THE PROBLEM
Records follow. Select each line holding "nisi".

***** INPUT ROWS

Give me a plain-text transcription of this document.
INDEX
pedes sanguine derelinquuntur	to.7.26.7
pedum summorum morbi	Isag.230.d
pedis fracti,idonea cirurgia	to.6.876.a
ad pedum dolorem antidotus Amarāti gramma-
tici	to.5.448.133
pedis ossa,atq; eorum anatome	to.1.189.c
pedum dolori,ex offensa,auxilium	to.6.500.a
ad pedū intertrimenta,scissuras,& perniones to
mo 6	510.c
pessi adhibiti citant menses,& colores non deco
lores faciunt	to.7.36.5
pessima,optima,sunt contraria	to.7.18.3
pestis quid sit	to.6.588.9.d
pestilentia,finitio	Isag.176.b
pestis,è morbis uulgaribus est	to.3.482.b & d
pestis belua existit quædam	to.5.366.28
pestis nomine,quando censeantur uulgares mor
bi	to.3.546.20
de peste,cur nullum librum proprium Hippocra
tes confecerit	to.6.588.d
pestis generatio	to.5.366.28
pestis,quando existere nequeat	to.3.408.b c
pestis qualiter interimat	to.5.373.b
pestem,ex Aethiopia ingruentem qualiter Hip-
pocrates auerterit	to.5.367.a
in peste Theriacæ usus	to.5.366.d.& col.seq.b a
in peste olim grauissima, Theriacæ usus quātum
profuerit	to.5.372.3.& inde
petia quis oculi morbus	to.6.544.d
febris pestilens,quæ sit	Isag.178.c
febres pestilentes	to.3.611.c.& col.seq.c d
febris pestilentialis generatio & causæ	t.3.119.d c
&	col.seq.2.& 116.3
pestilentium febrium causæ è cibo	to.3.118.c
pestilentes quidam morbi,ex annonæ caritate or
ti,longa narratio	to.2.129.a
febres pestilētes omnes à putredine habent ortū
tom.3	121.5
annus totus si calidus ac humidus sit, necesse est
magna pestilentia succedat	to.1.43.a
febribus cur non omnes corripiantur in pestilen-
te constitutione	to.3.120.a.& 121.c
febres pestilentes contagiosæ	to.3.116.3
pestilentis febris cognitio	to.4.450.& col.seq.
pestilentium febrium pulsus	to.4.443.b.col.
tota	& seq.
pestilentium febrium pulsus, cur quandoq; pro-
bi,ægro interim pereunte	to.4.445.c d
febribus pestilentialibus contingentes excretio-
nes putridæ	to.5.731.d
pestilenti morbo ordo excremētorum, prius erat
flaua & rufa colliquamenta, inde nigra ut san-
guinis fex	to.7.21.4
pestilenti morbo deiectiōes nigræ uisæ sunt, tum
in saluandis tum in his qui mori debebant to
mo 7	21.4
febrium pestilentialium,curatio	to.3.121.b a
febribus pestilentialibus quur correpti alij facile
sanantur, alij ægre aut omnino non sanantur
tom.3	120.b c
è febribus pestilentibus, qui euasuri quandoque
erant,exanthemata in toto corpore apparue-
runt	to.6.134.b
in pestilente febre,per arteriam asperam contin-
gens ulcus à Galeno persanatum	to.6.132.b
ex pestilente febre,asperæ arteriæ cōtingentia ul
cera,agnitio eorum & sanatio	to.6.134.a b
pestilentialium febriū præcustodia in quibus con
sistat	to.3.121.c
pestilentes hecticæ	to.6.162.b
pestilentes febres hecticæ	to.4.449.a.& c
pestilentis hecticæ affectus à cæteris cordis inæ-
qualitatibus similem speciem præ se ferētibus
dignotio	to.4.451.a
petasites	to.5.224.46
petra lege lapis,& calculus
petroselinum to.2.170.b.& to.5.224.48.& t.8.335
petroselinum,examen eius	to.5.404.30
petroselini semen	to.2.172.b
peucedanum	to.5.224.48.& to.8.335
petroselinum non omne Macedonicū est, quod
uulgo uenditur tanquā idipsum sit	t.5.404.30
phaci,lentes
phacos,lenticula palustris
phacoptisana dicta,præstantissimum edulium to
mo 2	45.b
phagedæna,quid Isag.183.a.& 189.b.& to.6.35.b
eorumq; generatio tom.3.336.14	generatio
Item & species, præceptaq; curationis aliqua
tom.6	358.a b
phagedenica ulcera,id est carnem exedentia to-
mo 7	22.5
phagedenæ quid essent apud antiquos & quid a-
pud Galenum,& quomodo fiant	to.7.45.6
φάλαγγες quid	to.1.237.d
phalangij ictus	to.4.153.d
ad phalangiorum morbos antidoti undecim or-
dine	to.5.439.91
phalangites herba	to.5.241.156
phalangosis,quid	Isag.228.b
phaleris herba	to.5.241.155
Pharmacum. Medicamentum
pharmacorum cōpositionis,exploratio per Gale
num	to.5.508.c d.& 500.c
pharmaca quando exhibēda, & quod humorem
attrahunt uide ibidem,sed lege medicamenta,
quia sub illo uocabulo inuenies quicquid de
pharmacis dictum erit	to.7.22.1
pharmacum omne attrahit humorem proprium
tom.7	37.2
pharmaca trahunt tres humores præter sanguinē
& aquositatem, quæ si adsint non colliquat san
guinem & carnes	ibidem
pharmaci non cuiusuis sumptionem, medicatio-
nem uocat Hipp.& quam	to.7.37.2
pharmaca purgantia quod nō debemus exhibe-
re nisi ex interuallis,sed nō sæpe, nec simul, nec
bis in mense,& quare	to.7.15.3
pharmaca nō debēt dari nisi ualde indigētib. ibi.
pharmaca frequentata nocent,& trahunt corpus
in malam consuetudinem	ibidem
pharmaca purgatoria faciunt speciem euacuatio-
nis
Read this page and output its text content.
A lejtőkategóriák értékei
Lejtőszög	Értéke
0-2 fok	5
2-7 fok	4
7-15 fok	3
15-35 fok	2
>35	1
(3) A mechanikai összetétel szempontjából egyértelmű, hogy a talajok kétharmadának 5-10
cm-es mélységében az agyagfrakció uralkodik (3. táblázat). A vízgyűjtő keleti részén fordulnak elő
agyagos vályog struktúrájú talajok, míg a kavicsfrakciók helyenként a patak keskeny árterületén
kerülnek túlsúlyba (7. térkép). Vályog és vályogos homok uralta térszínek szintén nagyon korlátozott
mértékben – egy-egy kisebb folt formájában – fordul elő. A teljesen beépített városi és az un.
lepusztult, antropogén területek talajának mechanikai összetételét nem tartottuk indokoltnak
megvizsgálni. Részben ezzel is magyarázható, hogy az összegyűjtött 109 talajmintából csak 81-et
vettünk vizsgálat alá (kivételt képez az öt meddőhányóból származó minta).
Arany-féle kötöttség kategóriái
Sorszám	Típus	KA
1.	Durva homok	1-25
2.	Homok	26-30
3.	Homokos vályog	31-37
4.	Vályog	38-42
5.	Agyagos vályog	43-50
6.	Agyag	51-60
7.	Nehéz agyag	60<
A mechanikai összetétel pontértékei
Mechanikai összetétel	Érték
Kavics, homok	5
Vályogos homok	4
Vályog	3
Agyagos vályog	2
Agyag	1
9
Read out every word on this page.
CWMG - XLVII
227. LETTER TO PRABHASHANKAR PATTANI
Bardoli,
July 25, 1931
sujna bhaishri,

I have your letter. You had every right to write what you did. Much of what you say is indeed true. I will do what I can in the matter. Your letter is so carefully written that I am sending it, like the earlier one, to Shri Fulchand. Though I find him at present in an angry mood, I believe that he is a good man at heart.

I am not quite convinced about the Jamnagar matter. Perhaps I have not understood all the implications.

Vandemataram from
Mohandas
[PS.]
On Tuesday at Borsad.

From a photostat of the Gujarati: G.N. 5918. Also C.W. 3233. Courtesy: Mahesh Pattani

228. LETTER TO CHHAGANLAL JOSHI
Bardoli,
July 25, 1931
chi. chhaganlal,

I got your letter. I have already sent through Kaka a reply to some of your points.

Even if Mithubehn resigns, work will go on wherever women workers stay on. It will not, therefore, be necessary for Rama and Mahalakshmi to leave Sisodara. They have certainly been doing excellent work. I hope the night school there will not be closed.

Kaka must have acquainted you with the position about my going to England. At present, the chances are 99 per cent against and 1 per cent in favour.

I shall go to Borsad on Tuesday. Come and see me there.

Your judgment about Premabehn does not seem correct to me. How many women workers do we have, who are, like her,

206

**********

THE RESPONSE
re nisi ex interuallis,sed nō sæpe, nec simul, nec
pharmaca nō debēt dari nisi ualde indigētib. ibi.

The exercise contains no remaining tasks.